►

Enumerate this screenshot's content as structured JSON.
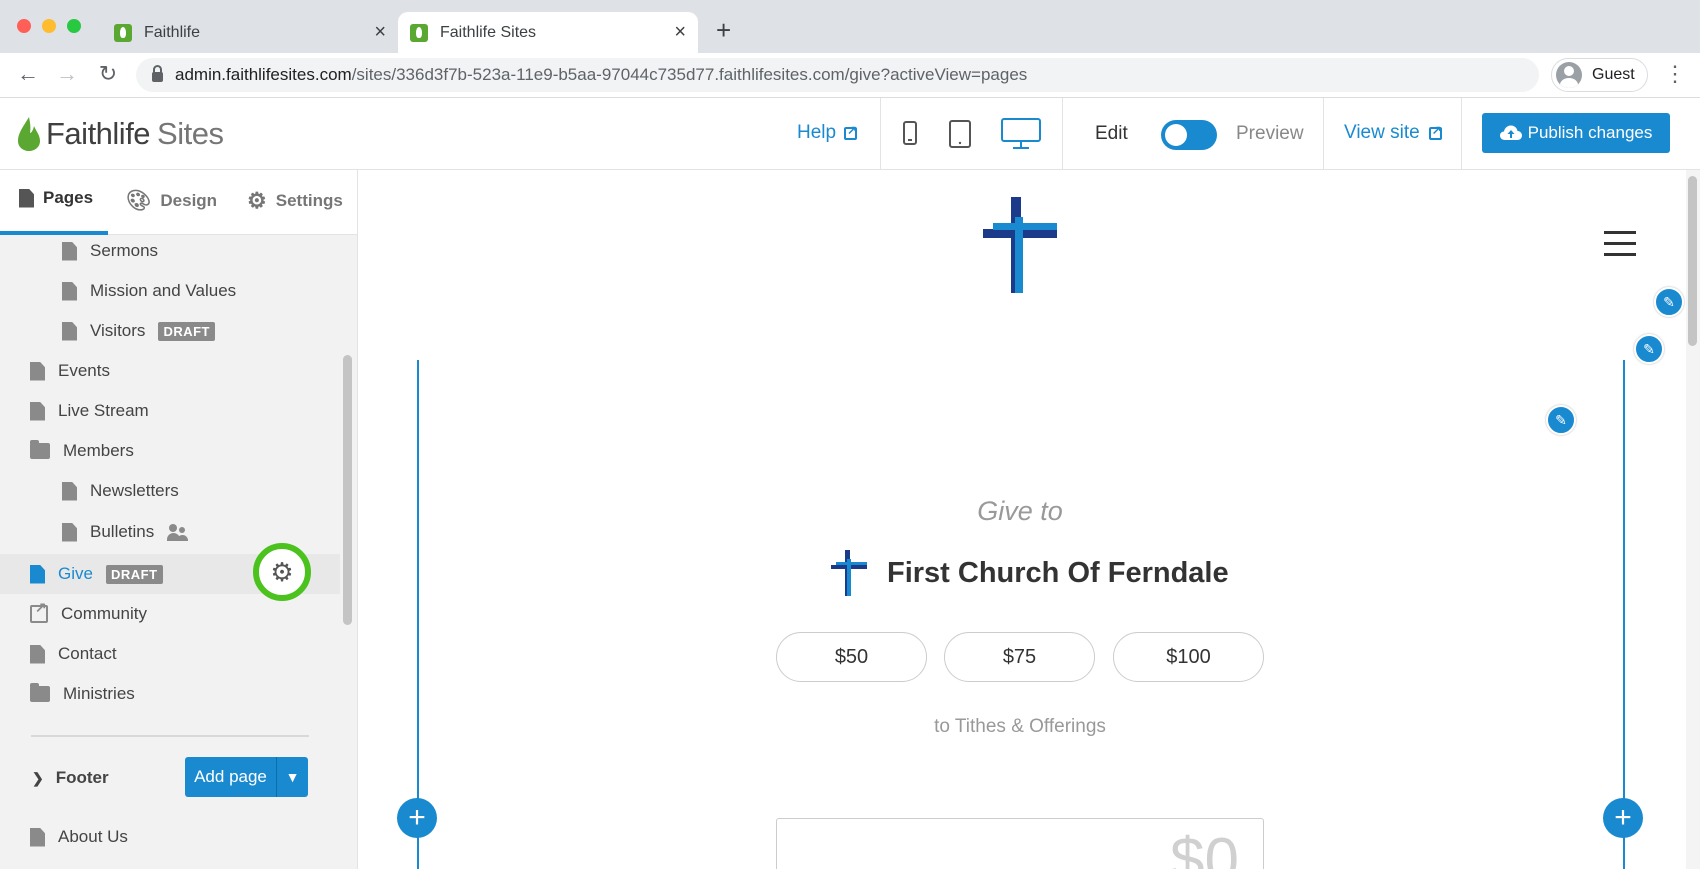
{
  "browser": {
    "tabs": [
      {
        "title": "Faithlife"
      },
      {
        "title": "Faithlife Sites"
      }
    ],
    "url_host": "admin.faithlifesites.com",
    "url_path": "/sites/336d3f7b-523a-11e9-b5aa-97044c735d77.faithlifesites.com/give?activeView=pages",
    "profile": "Guest"
  },
  "header": {
    "logo_bold": "Faithlife",
    "logo_light": "Sites",
    "help": "Help",
    "edit": "Edit",
    "preview": "Preview",
    "view_site": "View site",
    "publish": "Publish changes",
    "accent": "#1a8ad0"
  },
  "sidebar": {
    "tabs": [
      {
        "label": "Pages"
      },
      {
        "label": "Design"
      },
      {
        "label": "Settings"
      }
    ],
    "pages": [
      {
        "label": "Sermons"
      },
      {
        "label": "Mission and Values"
      },
      {
        "label": "Visitors",
        "badge": "DRAFT"
      },
      {
        "label": "Events"
      },
      {
        "label": "Live Stream"
      },
      {
        "label": "Members"
      },
      {
        "label": "Newsletters"
      },
      {
        "label": "Bulletins"
      },
      {
        "label": "Give",
        "badge": "DRAFT"
      },
      {
        "label": "Community"
      },
      {
        "label": "Contact"
      },
      {
        "label": "Ministries"
      }
    ],
    "footer_label": "Footer",
    "add_page": "Add page",
    "footer_pages": [
      {
        "label": "About Us"
      }
    ]
  },
  "preview": {
    "give_to": "Give to",
    "church_name": "First Church Of Ferndale",
    "amounts": [
      "$50",
      "$75",
      "$100"
    ],
    "fund": "to Tithes & Offerings",
    "amount_value": "$0"
  }
}
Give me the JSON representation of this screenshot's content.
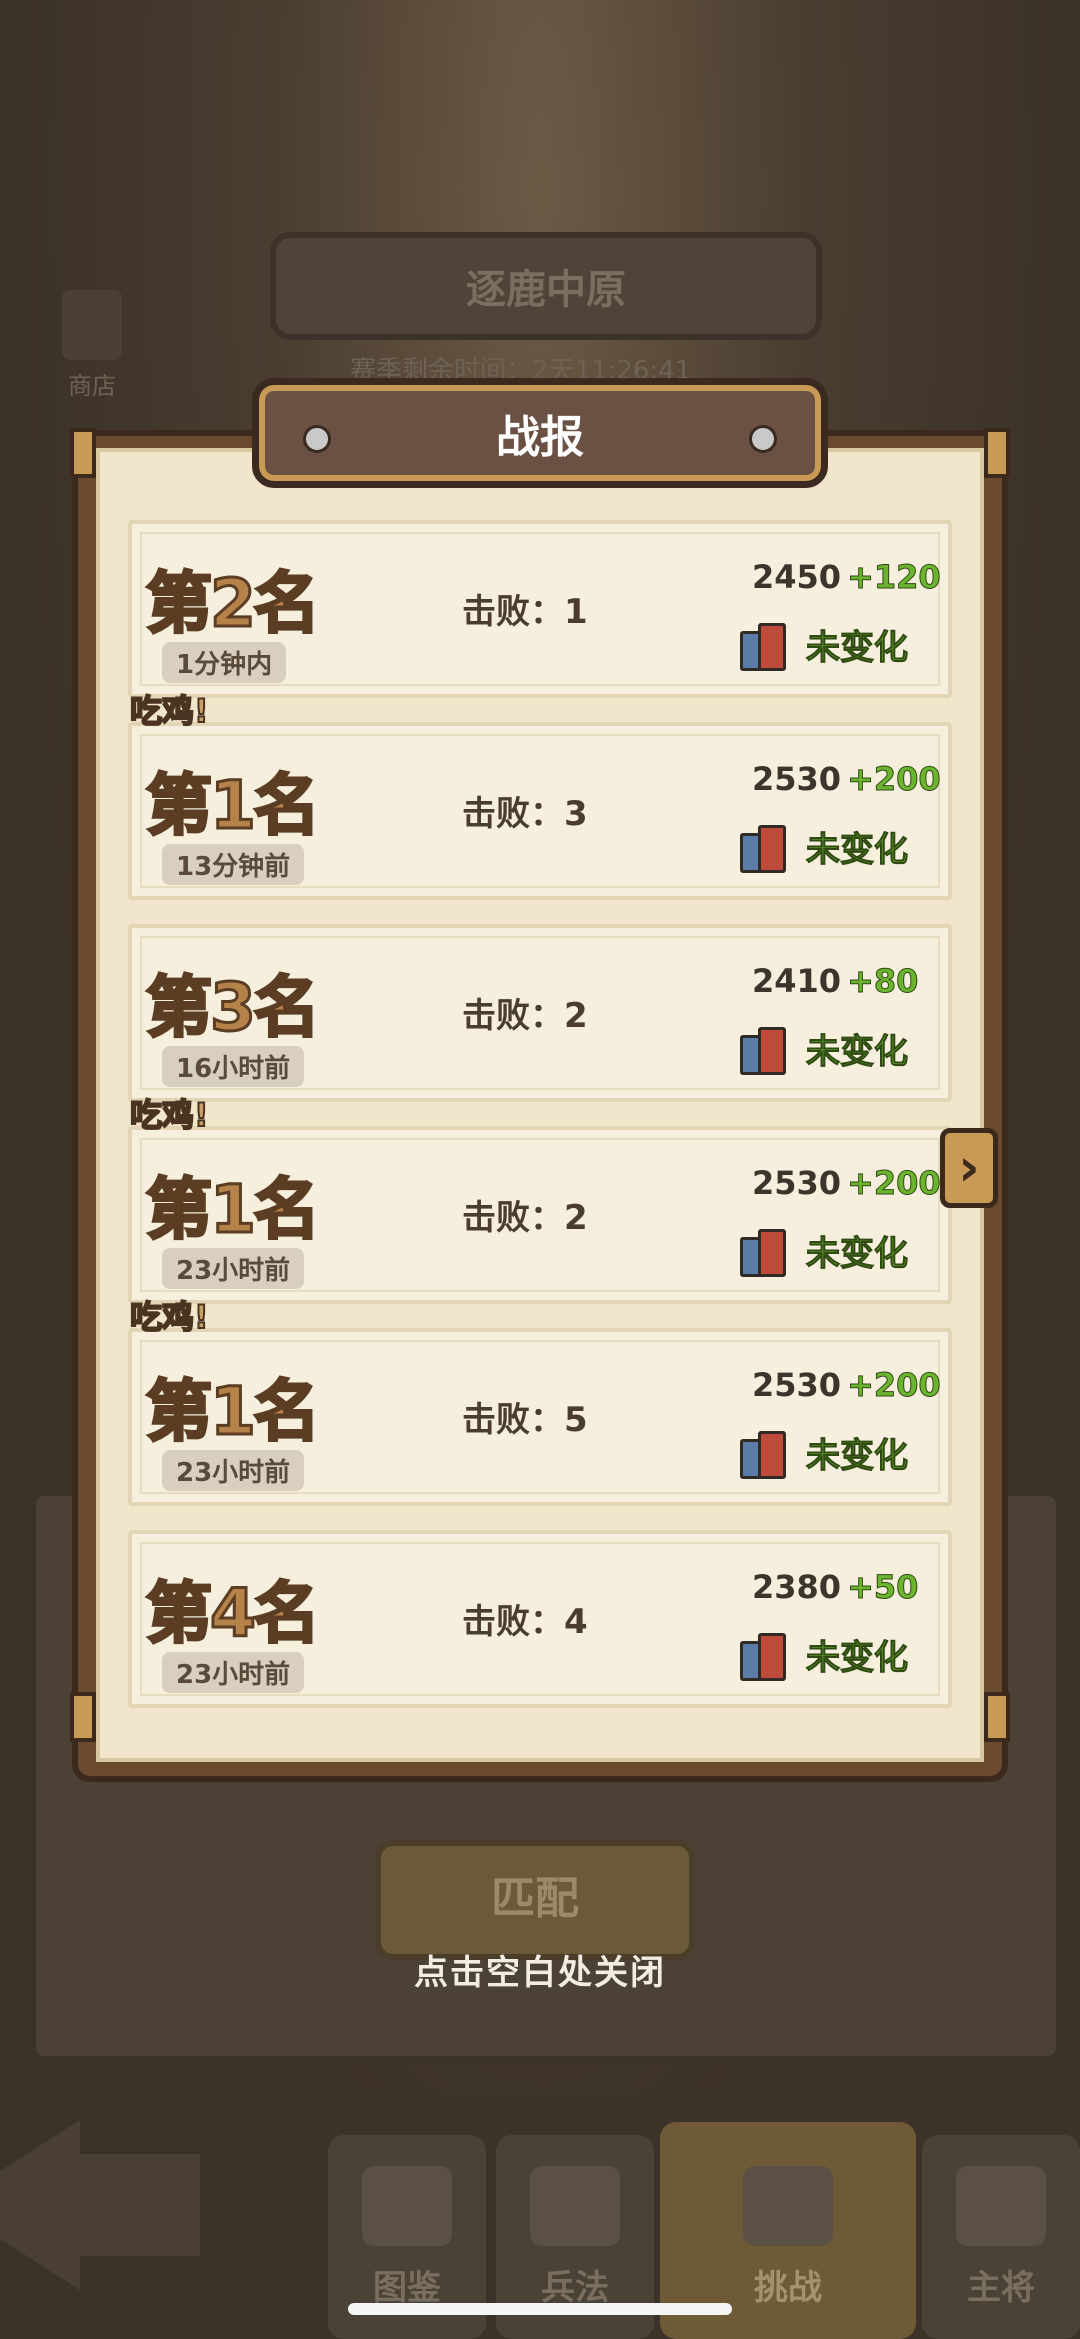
{
  "background": {
    "mode_title": "逐鹿中原",
    "help_label": "?",
    "shop_label": "商店",
    "season_text": "赛季剩余时间：2天11:26:41",
    "match_button": "匹配",
    "close_hint": "点击空白处关闭",
    "nav_tabs": [
      "图鉴",
      "兵法",
      "挑战",
      "主将"
    ]
  },
  "dialog": {
    "title": "战报",
    "records": [
      {
        "rank": "第2名",
        "time": "1分钟内",
        "defeat_label": "击败：",
        "defeats": "1",
        "score": "2450",
        "delta": "+120",
        "change": "未变化",
        "chicken": ""
      },
      {
        "rank": "第1名",
        "time": "13分钟前",
        "defeat_label": "击败：",
        "defeats": "3",
        "score": "2530",
        "delta": "+200",
        "change": "未变化",
        "chicken": "吃鸡!"
      },
      {
        "rank": "第3名",
        "time": "16小时前",
        "defeat_label": "击败：",
        "defeats": "2",
        "score": "2410",
        "delta": "+80",
        "change": "未变化",
        "chicken": ""
      },
      {
        "rank": "第1名",
        "time": "23小时前",
        "defeat_label": "击败：",
        "defeats": "2",
        "score": "2530",
        "delta": "+200",
        "change": "未变化",
        "chicken": "吃鸡!"
      },
      {
        "rank": "第1名",
        "time": "23小时前",
        "defeat_label": "击败：",
        "defeats": "5",
        "score": "2530",
        "delta": "+200",
        "change": "未变化",
        "chicken": "吃鸡!"
      },
      {
        "rank": "第4名",
        "time": "23小时前",
        "defeat_label": "击败：",
        "defeats": "4",
        "score": "2380",
        "delta": "+50",
        "change": "未变化",
        "chicken": ""
      }
    ],
    "next_arrow": "›"
  },
  "colors": {
    "rank_gold": "#b5824a",
    "delta_green": "#6bb42f",
    "panel_bg": "#f1e6cc",
    "frame_brown": "#6a4a2c"
  }
}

◄

## What you should do
Your job is to transcribe the entries above exactly; skip the pictures.

## Answer to this exercise
Enumerate this screenshot's content as structured JSON.
{
  "browser": {
    "tabs": [
      {
        "title": "Faithlife"
      },
      {
        "title": "Faithlife Sites"
      }
    ],
    "url_host": "admin.faithlifesites.com",
    "url_path": "/sites/336d3f7b-523a-11e9-b5aa-97044c735d77.faithlifesites.com/give?activeView=pages",
    "profile": "Guest"
  },
  "header": {
    "logo_bold": "Faithlife",
    "logo_light": "Sites",
    "help": "Help",
    "edit": "Edit",
    "preview": "Preview",
    "view_site": "View site",
    "publish": "Publish changes",
    "accent": "#1a8ad0"
  },
  "sidebar": {
    "tabs": [
      {
        "label": "Pages"
      },
      {
        "label": "Design"
      },
      {
        "label": "Settings"
      }
    ],
    "pages": [
      {
        "label": "Sermons"
      },
      {
        "label": "Mission and Values"
      },
      {
        "label": "Visitors",
        "badge": "DRAFT"
      },
      {
        "label": "Events"
      },
      {
        "label": "Live Stream"
      },
      {
        "label": "Members"
      },
      {
        "label": "Newsletters"
      },
      {
        "label": "Bulletins"
      },
      {
        "label": "Give",
        "badge": "DRAFT"
      },
      {
        "label": "Community"
      },
      {
        "label": "Contact"
      },
      {
        "label": "Ministries"
      }
    ],
    "footer_label": "Footer",
    "add_page": "Add page",
    "footer_pages": [
      {
        "label": "About Us"
      }
    ]
  },
  "preview": {
    "give_to": "Give to",
    "church_name": "First Church Of Ferndale",
    "amounts": [
      "$50",
      "$75",
      "$100"
    ],
    "fund": "to Tithes & Offerings",
    "amount_value": "$0"
  }
}
Give me the JSON representation of this screenshot's content.
{
  "background": {
    "mode_title": "逐鹿中原",
    "help_label": "?",
    "shop_label": "商店",
    "season_text": "赛季剩余时间：2天11:26:41",
    "match_button": "匹配",
    "close_hint": "点击空白处关闭",
    "nav_tabs": [
      "图鉴",
      "兵法",
      "挑战",
      "主将"
    ]
  },
  "dialog": {
    "title": "战报",
    "records": [
      {
        "rank": "第2名",
        "time": "1分钟内",
        "defeat_label": "击败：",
        "defeats": "1",
        "score": "2450",
        "delta": "+120",
        "change": "未变化",
        "chicken": ""
      },
      {
        "rank": "第1名",
        "time": "13分钟前",
        "defeat_label": "击败：",
        "defeats": "3",
        "score": "2530",
        "delta": "+200",
        "change": "未变化",
        "chicken": "吃鸡!"
      },
      {
        "rank": "第3名",
        "time": "16小时前",
        "defeat_label": "击败：",
        "defeats": "2",
        "score": "2410",
        "delta": "+80",
        "change": "未变化",
        "chicken": ""
      },
      {
        "rank": "第1名",
        "time": "23小时前",
        "defeat_label": "击败：",
        "defeats": "2",
        "score": "2530",
        "delta": "+200",
        "change": "未变化",
        "chicken": "吃鸡!"
      },
      {
        "rank": "第1名",
        "time": "23小时前",
        "defeat_label": "击败：",
        "defeats": "5",
        "score": "2530",
        "delta": "+200",
        "change": "未变化",
        "chicken": "吃鸡!"
      },
      {
        "rank": "第4名",
        "time": "23小时前",
        "defeat_label": "击败：",
        "defeats": "4",
        "score": "2380",
        "delta": "+50",
        "change": "未变化",
        "chicken": ""
      }
    ],
    "next_arrow": "›"
  },
  "colors": {
    "rank_gold": "#b5824a",
    "delta_green": "#6bb42f",
    "panel_bg": "#f1e6cc",
    "frame_brown": "#6a4a2c"
  }
}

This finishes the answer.